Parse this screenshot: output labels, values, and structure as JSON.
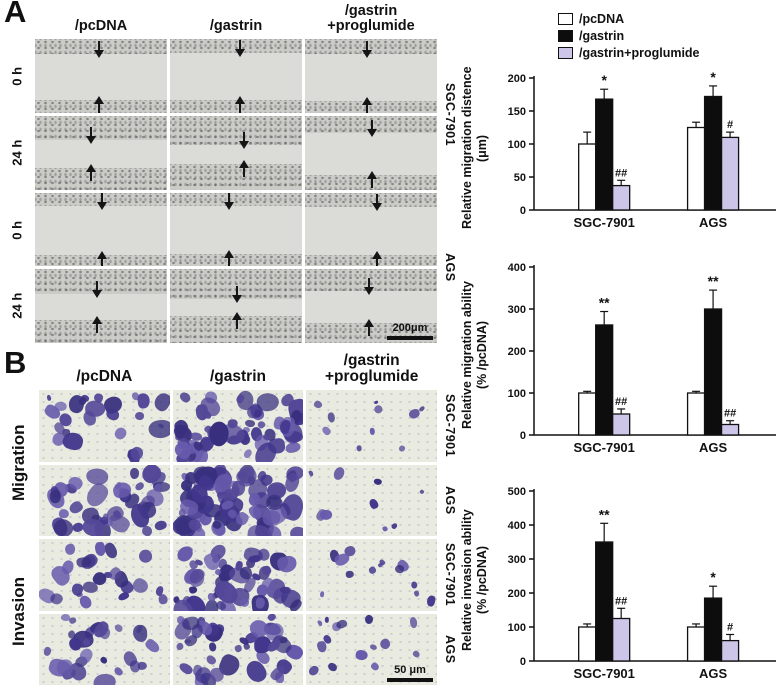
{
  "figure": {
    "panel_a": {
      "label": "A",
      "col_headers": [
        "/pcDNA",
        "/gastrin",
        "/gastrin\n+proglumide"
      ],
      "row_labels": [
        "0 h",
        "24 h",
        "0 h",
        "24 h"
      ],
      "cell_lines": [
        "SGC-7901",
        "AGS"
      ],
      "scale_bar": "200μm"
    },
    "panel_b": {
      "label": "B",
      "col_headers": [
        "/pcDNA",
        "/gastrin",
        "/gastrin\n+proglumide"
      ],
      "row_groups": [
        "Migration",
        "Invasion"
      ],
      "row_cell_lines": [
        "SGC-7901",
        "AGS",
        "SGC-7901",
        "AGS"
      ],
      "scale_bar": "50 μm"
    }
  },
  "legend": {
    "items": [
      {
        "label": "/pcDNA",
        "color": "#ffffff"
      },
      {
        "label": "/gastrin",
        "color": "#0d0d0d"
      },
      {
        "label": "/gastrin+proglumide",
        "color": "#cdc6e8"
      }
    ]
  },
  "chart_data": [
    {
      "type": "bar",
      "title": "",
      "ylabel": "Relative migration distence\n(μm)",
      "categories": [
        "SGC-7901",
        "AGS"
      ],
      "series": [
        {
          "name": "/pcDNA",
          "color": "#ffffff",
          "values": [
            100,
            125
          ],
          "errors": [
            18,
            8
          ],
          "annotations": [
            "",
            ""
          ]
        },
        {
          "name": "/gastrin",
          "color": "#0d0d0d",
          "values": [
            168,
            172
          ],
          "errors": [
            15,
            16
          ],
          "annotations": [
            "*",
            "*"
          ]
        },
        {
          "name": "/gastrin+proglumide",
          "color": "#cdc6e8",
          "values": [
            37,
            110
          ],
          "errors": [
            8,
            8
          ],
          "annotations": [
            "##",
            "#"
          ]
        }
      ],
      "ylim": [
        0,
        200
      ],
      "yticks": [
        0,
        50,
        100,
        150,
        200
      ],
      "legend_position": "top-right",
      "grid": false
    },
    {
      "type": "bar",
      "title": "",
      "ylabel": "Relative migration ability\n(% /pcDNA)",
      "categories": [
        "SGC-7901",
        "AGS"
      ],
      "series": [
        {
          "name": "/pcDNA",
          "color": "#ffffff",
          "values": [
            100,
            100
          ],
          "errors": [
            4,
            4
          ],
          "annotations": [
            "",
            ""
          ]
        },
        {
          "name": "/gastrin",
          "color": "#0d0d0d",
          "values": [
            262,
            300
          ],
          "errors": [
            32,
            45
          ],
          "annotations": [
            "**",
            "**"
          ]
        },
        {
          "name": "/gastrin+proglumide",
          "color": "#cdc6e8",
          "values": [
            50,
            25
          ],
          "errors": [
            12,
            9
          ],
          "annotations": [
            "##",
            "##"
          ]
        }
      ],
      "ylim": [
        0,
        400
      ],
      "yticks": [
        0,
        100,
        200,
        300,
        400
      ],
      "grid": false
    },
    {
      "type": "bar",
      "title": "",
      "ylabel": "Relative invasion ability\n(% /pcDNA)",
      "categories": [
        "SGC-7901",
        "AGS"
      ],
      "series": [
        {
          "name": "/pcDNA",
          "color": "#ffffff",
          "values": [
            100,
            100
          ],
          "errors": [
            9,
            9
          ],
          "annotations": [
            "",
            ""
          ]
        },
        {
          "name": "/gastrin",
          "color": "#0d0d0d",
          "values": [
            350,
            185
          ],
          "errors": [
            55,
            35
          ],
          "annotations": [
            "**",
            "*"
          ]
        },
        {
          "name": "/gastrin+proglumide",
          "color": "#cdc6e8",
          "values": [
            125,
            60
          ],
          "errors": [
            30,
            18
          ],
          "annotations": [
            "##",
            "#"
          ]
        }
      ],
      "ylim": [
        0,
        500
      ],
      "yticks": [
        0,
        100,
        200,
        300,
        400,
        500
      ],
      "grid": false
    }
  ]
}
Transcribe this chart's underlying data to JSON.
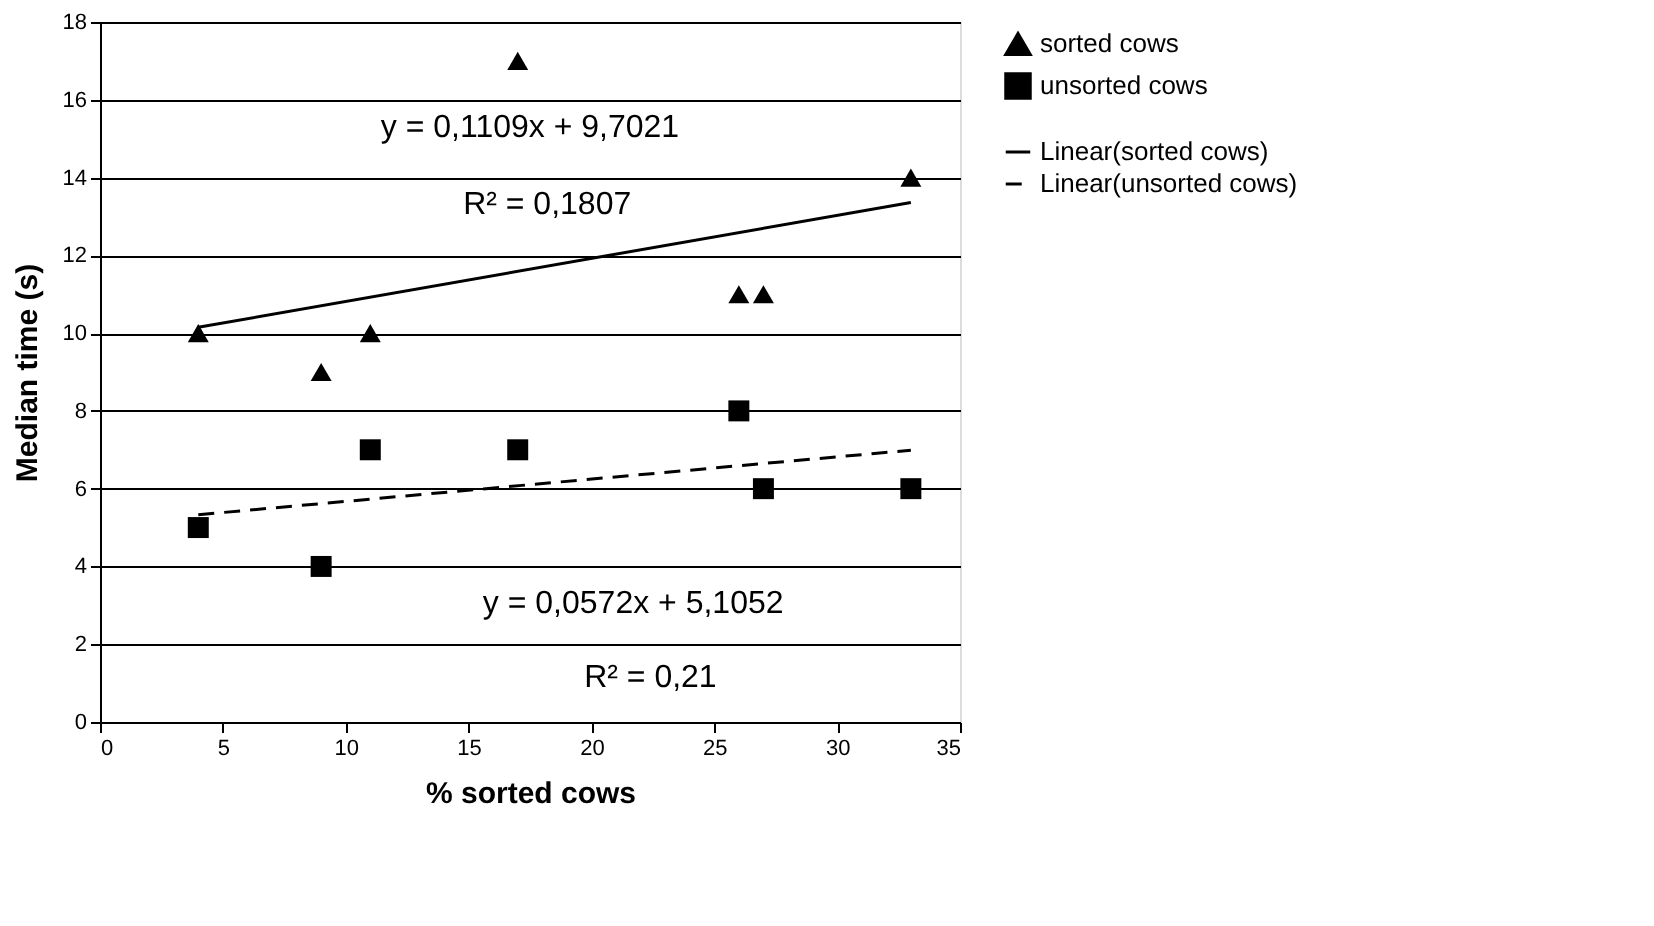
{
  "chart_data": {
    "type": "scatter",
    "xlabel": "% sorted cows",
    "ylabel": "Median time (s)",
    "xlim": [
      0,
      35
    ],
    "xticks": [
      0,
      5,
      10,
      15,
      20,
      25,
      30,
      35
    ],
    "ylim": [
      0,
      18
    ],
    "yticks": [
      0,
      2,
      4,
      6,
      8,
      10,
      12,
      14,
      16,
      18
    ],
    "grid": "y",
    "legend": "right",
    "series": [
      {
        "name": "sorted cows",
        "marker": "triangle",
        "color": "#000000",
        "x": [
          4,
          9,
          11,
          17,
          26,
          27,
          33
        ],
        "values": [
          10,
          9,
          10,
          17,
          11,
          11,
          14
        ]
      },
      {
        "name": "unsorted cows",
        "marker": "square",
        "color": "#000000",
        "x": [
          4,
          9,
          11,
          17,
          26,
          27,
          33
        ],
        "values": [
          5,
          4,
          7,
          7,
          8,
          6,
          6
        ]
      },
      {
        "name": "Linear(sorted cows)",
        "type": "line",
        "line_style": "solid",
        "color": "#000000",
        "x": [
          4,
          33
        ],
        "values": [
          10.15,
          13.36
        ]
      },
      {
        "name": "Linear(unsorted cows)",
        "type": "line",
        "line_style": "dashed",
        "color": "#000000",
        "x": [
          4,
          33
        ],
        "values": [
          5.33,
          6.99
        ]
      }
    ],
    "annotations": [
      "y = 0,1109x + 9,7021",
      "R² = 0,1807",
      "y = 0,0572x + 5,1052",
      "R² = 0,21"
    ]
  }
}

.....

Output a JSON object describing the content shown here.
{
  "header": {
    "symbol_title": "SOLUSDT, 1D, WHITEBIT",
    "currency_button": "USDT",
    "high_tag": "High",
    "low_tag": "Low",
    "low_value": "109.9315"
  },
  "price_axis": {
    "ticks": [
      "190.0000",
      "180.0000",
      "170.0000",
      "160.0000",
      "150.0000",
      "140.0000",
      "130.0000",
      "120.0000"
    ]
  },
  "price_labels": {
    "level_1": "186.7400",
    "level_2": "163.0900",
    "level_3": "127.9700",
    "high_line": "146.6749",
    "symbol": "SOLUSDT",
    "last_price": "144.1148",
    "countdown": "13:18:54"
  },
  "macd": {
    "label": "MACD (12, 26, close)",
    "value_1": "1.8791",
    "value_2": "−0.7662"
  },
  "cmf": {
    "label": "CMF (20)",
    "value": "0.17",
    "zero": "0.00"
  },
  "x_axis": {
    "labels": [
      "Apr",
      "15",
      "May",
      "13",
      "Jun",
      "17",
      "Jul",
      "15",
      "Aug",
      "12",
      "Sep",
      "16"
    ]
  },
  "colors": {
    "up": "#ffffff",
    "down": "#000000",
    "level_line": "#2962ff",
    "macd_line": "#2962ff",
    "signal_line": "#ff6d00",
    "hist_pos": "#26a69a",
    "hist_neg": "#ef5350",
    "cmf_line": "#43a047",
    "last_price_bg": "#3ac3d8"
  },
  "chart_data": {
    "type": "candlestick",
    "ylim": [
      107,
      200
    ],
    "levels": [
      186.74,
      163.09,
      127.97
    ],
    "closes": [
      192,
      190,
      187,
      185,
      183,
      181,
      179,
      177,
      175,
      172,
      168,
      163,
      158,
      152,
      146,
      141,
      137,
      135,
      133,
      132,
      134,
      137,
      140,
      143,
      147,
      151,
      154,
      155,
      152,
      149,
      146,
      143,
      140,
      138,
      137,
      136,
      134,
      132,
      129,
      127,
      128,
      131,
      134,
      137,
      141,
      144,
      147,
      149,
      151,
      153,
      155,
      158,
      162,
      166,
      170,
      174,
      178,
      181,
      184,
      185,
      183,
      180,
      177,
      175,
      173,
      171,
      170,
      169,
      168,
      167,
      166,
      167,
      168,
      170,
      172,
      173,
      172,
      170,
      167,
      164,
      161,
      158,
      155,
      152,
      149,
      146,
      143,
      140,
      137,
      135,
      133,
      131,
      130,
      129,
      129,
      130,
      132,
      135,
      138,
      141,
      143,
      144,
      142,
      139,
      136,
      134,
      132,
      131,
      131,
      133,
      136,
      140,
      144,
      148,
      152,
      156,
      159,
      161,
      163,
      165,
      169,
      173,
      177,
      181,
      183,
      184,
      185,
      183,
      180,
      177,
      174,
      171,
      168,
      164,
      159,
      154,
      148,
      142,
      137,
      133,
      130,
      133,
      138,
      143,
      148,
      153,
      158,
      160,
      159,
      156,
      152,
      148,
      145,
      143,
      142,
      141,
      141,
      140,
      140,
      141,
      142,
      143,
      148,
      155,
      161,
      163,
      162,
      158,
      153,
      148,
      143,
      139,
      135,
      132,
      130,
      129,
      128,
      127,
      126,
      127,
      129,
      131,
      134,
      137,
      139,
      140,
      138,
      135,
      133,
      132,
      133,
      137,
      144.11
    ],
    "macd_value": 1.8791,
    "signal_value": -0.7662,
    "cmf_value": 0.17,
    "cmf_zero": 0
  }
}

.....

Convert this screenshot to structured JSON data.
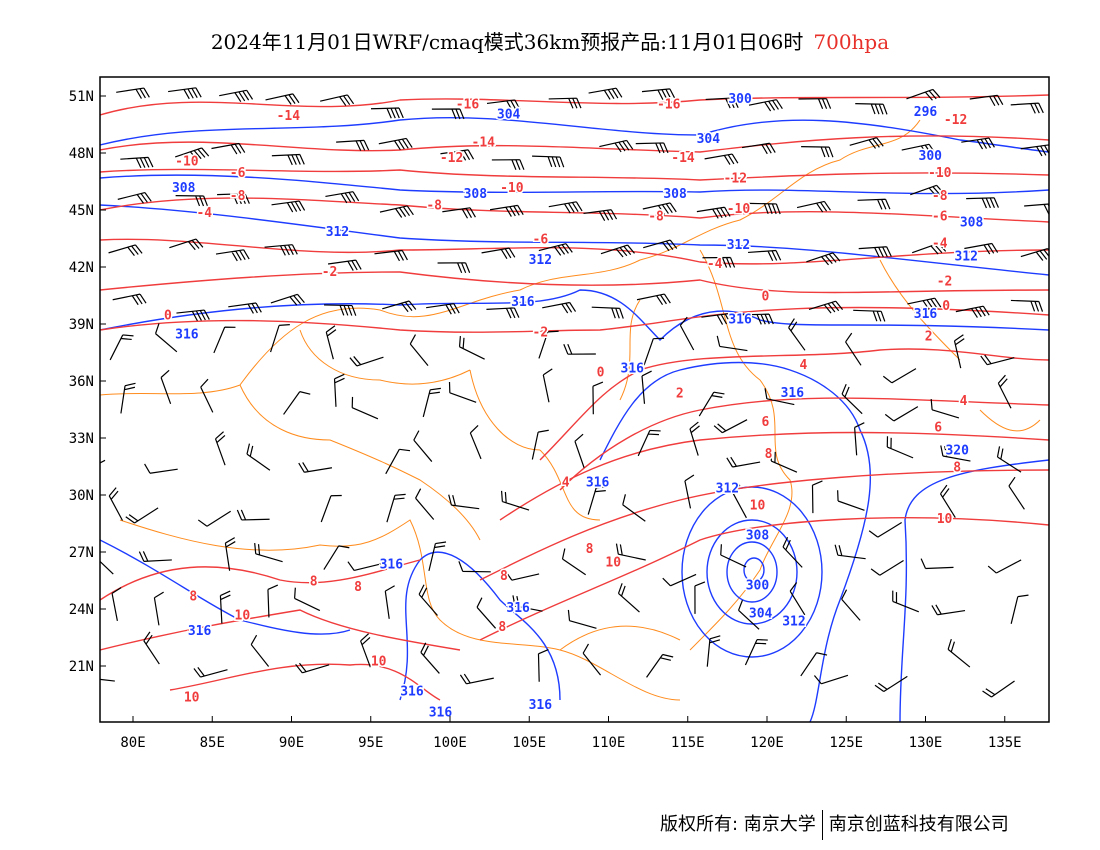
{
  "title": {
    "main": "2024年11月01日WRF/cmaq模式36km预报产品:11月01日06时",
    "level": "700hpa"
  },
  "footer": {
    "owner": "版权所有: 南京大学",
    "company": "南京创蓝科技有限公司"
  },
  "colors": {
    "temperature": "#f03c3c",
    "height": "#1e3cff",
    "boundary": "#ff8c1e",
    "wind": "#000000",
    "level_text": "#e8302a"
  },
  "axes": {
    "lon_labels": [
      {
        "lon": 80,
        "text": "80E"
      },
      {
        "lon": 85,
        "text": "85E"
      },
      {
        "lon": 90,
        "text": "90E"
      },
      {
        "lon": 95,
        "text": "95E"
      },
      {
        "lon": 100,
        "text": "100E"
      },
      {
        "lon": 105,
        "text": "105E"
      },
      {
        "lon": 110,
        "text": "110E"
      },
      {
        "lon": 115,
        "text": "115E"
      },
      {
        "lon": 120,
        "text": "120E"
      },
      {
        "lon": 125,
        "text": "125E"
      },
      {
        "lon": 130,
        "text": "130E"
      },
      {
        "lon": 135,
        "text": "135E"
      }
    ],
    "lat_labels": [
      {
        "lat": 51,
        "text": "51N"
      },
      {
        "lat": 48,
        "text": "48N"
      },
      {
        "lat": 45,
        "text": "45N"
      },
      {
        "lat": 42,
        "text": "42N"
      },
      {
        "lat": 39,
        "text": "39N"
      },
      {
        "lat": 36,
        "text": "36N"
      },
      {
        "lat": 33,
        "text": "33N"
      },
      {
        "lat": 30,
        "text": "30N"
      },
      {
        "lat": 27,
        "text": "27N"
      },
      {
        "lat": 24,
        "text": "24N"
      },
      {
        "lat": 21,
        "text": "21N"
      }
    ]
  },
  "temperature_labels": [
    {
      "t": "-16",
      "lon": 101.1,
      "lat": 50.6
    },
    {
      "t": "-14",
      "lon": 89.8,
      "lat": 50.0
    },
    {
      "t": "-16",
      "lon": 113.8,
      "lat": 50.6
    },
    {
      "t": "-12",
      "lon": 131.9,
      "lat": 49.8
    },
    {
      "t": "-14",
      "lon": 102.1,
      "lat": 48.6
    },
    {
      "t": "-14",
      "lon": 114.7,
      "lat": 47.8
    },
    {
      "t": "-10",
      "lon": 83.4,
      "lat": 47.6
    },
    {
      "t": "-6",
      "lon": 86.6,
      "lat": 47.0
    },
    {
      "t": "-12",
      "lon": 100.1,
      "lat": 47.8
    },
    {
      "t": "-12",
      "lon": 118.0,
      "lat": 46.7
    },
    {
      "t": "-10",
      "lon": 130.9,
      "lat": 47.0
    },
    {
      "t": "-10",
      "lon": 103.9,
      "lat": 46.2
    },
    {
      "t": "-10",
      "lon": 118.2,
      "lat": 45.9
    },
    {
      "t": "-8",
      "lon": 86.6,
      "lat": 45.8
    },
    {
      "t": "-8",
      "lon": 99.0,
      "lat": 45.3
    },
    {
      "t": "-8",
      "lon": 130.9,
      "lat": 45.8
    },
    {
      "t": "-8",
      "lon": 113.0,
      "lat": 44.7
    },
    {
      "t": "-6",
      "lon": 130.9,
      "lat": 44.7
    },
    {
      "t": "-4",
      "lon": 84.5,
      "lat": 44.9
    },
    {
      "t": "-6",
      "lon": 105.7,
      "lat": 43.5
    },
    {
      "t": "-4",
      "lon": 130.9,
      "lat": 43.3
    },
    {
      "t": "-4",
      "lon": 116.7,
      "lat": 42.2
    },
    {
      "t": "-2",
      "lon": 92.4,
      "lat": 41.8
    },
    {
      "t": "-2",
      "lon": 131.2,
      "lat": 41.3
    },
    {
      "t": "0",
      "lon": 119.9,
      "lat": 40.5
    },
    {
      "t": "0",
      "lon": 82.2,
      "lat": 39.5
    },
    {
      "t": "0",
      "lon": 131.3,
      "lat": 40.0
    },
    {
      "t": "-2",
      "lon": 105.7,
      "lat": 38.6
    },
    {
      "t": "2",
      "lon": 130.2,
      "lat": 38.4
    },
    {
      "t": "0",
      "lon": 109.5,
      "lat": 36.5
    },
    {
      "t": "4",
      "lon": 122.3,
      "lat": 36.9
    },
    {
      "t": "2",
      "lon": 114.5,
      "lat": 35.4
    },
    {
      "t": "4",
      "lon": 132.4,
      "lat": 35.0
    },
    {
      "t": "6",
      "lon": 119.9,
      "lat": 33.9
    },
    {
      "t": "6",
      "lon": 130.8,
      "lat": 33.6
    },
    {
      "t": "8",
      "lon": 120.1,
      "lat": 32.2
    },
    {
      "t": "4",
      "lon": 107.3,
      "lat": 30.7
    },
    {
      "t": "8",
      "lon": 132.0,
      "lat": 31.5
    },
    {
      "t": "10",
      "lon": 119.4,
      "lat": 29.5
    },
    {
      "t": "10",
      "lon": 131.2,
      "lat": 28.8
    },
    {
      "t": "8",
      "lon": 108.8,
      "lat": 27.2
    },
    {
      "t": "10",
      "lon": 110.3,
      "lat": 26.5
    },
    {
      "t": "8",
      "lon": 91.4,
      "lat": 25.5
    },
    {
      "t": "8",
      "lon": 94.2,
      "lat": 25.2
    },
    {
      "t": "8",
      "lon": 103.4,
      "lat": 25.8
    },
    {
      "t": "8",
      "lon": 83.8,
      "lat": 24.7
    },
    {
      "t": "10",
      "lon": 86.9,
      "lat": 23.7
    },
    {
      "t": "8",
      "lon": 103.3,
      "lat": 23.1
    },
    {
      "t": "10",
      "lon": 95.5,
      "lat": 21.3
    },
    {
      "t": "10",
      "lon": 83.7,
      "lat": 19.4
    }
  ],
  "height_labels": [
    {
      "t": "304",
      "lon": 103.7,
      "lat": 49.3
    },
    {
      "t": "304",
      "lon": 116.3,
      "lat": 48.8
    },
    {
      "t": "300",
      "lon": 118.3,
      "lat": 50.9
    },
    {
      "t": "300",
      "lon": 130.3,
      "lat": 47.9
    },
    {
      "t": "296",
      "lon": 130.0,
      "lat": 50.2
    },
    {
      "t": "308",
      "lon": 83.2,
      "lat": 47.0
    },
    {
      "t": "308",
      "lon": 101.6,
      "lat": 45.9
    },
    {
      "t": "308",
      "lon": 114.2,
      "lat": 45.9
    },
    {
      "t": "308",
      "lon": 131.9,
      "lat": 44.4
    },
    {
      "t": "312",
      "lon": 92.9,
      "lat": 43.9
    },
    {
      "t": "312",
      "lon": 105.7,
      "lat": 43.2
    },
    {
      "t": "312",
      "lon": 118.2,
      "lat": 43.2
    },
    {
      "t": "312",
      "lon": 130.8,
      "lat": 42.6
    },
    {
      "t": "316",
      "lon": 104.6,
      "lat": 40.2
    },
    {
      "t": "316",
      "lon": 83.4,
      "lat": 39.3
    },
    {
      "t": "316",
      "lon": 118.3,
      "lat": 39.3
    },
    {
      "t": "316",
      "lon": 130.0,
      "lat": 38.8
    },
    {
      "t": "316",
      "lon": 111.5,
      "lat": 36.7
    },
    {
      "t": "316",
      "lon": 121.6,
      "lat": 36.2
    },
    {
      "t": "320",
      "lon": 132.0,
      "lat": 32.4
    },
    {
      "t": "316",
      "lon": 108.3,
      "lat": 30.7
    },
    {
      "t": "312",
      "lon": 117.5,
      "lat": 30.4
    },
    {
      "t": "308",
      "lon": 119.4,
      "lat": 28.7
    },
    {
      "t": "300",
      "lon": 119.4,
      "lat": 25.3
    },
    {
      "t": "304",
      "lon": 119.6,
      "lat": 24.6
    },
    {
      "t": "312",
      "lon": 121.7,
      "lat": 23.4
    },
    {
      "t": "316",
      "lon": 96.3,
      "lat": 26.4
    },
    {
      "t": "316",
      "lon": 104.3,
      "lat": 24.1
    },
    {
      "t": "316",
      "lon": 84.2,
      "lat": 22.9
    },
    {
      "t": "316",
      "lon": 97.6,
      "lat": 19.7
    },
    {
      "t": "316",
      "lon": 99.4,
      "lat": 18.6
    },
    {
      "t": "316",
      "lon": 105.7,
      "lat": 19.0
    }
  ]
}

.....

* **What to produce**:
In the listing, find each line with the string "screenshot" and copy it.

* **Answer below**:
Parse this screenshot: output labels, values, and structure as JSON.
Convert this screenshot to structured JSON data.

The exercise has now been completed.